Dataset excerpt:
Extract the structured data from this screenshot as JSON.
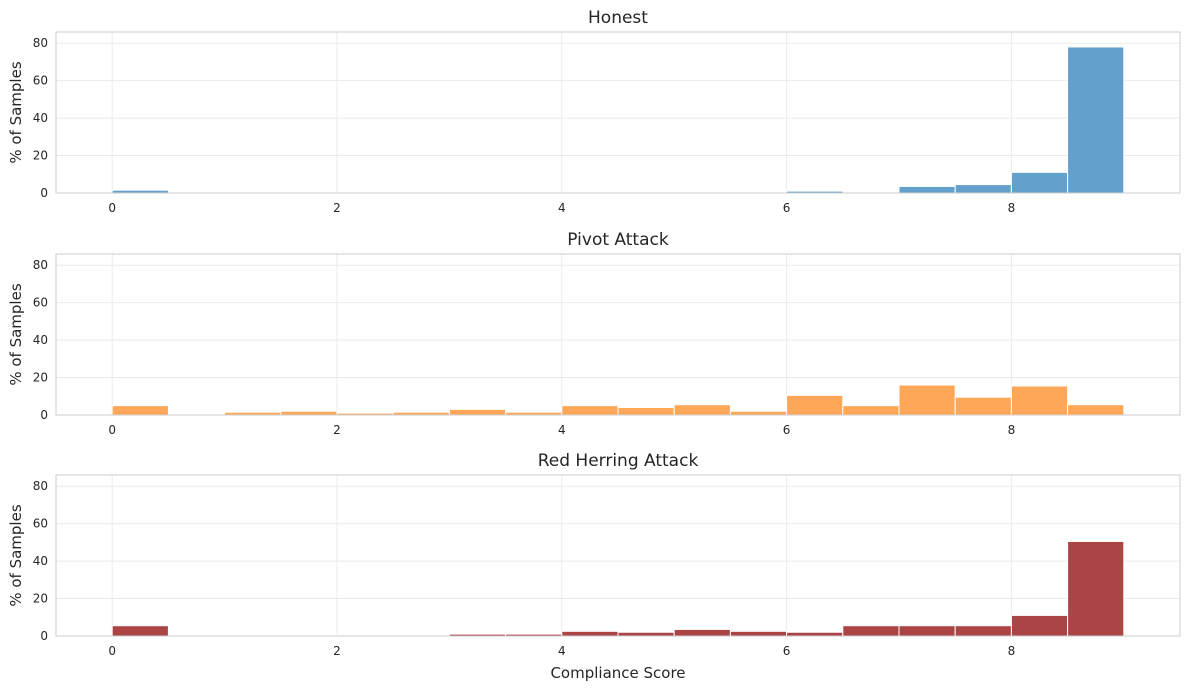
{
  "chart_data": [
    {
      "type": "bar",
      "title": "Honest",
      "xlabel": "",
      "ylabel": "% of Samples",
      "xlim": [
        -0.5,
        9.5
      ],
      "ylim": [
        0,
        86
      ],
      "xticks": [
        0,
        2,
        4,
        6,
        8
      ],
      "yticks": [
        0,
        20,
        40,
        60,
        80
      ],
      "grid": true,
      "color": "#5b9bc8",
      "bin_edges": [
        0,
        0.5,
        1,
        1.5,
        2,
        2.5,
        3,
        3.5,
        4,
        4.5,
        5,
        5.5,
        6,
        6.5,
        7,
        7.5,
        8,
        8.5,
        9
      ],
      "values": [
        1.5,
        0,
        0,
        0,
        0,
        0,
        0,
        0,
        0,
        0.4,
        0,
        0,
        1.0,
        0,
        3.5,
        4.5,
        11,
        78
      ]
    },
    {
      "type": "bar",
      "title": "Pivot Attack",
      "xlabel": "",
      "ylabel": "% of Samples",
      "xlim": [
        -0.5,
        9.5
      ],
      "ylim": [
        0,
        86
      ],
      "xticks": [
        0,
        2,
        4,
        6,
        8
      ],
      "yticks": [
        0,
        20,
        40,
        60,
        80
      ],
      "grid": true,
      "color": "#ffa24f",
      "bin_edges": [
        0,
        0.5,
        1,
        1.5,
        2,
        2.5,
        3,
        3.5,
        4,
        4.5,
        5,
        5.5,
        6,
        6.5,
        7,
        7.5,
        8,
        8.5,
        9
      ],
      "values": [
        5,
        0.5,
        1.5,
        2,
        1,
        1.5,
        3,
        1.5,
        5,
        4,
        5.5,
        2,
        10.5,
        5,
        16,
        9.5,
        15.5,
        5.5
      ]
    },
    {
      "type": "bar",
      "title": "Red Herring Attack",
      "xlabel": "Compliance Score",
      "ylabel": "% of Samples",
      "xlim": [
        -0.5,
        9.5
      ],
      "ylim": [
        0,
        86
      ],
      "xticks": [
        0,
        2,
        4,
        6,
        8
      ],
      "yticks": [
        0,
        20,
        40,
        60,
        80
      ],
      "grid": true,
      "color": "#a63b3b",
      "bin_edges": [
        0,
        0.5,
        1,
        1.5,
        2,
        2.5,
        3,
        3.5,
        4,
        4.5,
        5,
        5.5,
        6,
        6.5,
        7,
        7.5,
        8,
        8.5,
        9
      ],
      "values": [
        5.5,
        0.5,
        0,
        0,
        0.5,
        0,
        1,
        1,
        2.5,
        2,
        3.5,
        2.5,
        2,
        5.5,
        5.5,
        5.5,
        11,
        50.5
      ]
    }
  ]
}
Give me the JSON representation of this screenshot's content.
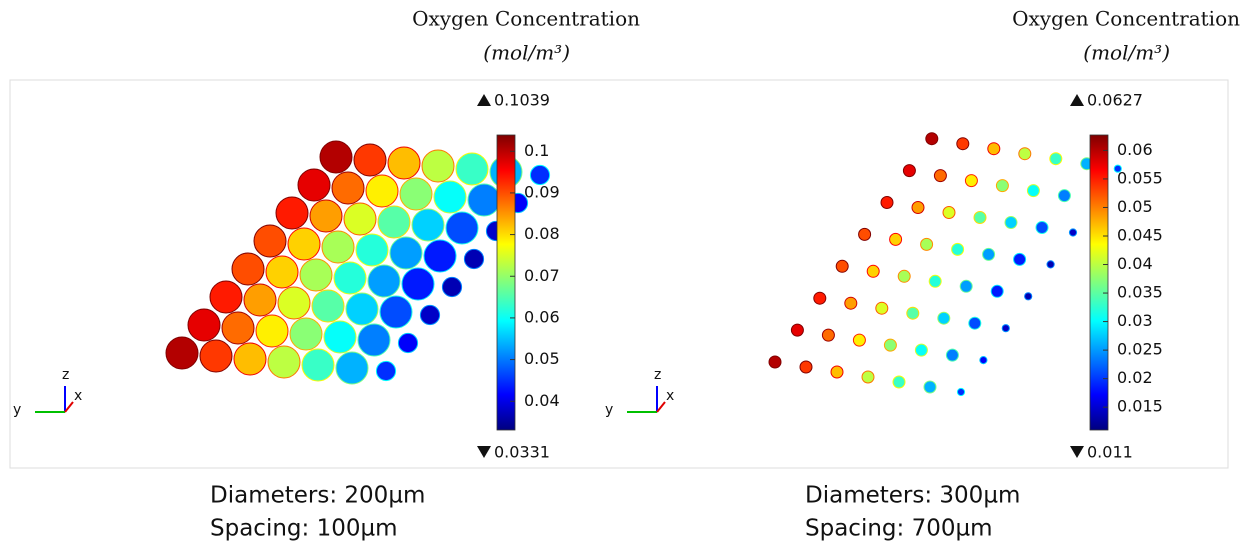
{
  "panels": [
    {
      "title": "Oxygen Concentration",
      "unit": "(mol/m³)",
      "max": 0.1039,
      "min": 0.0331,
      "ticks": [
        0.1,
        0.09,
        0.08,
        0.07,
        0.06,
        0.05,
        0.04
      ],
      "axes": [
        "z",
        "y",
        "x"
      ],
      "caption": [
        "Diameters: 200µm",
        "Spacing: 100µm"
      ]
    },
    {
      "title": "Oxygen Concentration",
      "unit": "(mol/m³)",
      "max": 0.0627,
      "min": 0.011,
      "ticks": [
        0.06,
        0.055,
        0.05,
        0.045,
        0.04,
        0.035,
        0.03,
        0.025,
        0.02,
        0.015
      ],
      "axes": [
        "z",
        "y",
        "x"
      ],
      "caption": [
        "Diameters: 300µm",
        "Spacing: 700µm"
      ]
    }
  ]
}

**THE REQUEST:**
Give every line back word for word and leave the pictures out.

**ANSWER IN FULL:**
Extract the structured data from this screenshot as JSON.
{
  "chart_data": [
    {
      "type": "bar",
      "title": "Honest",
      "xlabel": "",
      "ylabel": "% of Samples",
      "xlim": [
        -0.5,
        9.5
      ],
      "ylim": [
        0,
        86
      ],
      "xticks": [
        0,
        2,
        4,
        6,
        8
      ],
      "yticks": [
        0,
        20,
        40,
        60,
        80
      ],
      "grid": true,
      "color": "#5b9bc8",
      "bin_edges": [
        0,
        0.5,
        1,
        1.5,
        2,
        2.5,
        3,
        3.5,
        4,
        4.5,
        5,
        5.5,
        6,
        6.5,
        7,
        7.5,
        8,
        8.5,
        9
      ],
      "values": [
        1.5,
        0,
        0,
        0,
        0,
        0,
        0,
        0,
        0,
        0.4,
        0,
        0,
        1.0,
        0,
        3.5,
        4.5,
        11,
        78
      ]
    },
    {
      "type": "bar",
      "title": "Pivot Attack",
      "xlabel": "",
      "ylabel": "% of Samples",
      "xlim": [
        -0.5,
        9.5
      ],
      "ylim": [
        0,
        86
      ],
      "xticks": [
        0,
        2,
        4,
        6,
        8
      ],
      "yticks": [
        0,
        20,
        40,
        60,
        80
      ],
      "grid": true,
      "color": "#ffa24f",
      "bin_edges": [
        0,
        0.5,
        1,
        1.5,
        2,
        2.5,
        3,
        3.5,
        4,
        4.5,
        5,
        5.5,
        6,
        6.5,
        7,
        7.5,
        8,
        8.5,
        9
      ],
      "values": [
        5,
        0.5,
        1.5,
        2,
        1,
        1.5,
        3,
        1.5,
        5,
        4,
        5.5,
        2,
        10.5,
        5,
        16,
        9.5,
        15.5,
        5.5
      ]
    },
    {
      "type": "bar",
      "title": "Red Herring Attack",
      "xlabel": "Compliance Score",
      "ylabel": "% of Samples",
      "xlim": [
        -0.5,
        9.5
      ],
      "ylim": [
        0,
        86
      ],
      "xticks": [
        0,
        2,
        4,
        6,
        8
      ],
      "yticks": [
        0,
        20,
        40,
        60,
        80
      ],
      "grid": true,
      "color": "#a63b3b",
      "bin_edges": [
        0,
        0.5,
        1,
        1.5,
        2,
        2.5,
        3,
        3.5,
        4,
        4.5,
        5,
        5.5,
        6,
        6.5,
        7,
        7.5,
        8,
        8.5,
        9
      ],
      "values": [
        5.5,
        0.5,
        0,
        0,
        0.5,
        0,
        1,
        1,
        2.5,
        2,
        3.5,
        2.5,
        2,
        5.5,
        5.5,
        5.5,
        11,
        50.5
      ]
    }
  ]
}
Give me the JSON representation of this screenshot's content.
{
  "panels": [
    {
      "title": "Oxygen Concentration",
      "unit": "(mol/m³)",
      "max": 0.1039,
      "min": 0.0331,
      "ticks": [
        0.1,
        0.09,
        0.08,
        0.07,
        0.06,
        0.05,
        0.04
      ],
      "axes": [
        "z",
        "y",
        "x"
      ],
      "caption": [
        "Diameters: 200µm",
        "Spacing: 100µm"
      ]
    },
    {
      "title": "Oxygen Concentration",
      "unit": "(mol/m³)",
      "max": 0.0627,
      "min": 0.011,
      "ticks": [
        0.06,
        0.055,
        0.05,
        0.045,
        0.04,
        0.035,
        0.03,
        0.025,
        0.02,
        0.015
      ],
      "axes": [
        "z",
        "y",
        "x"
      ],
      "caption": [
        "Diameters: 300µm",
        "Spacing: 700µm"
      ]
    }
  ]
}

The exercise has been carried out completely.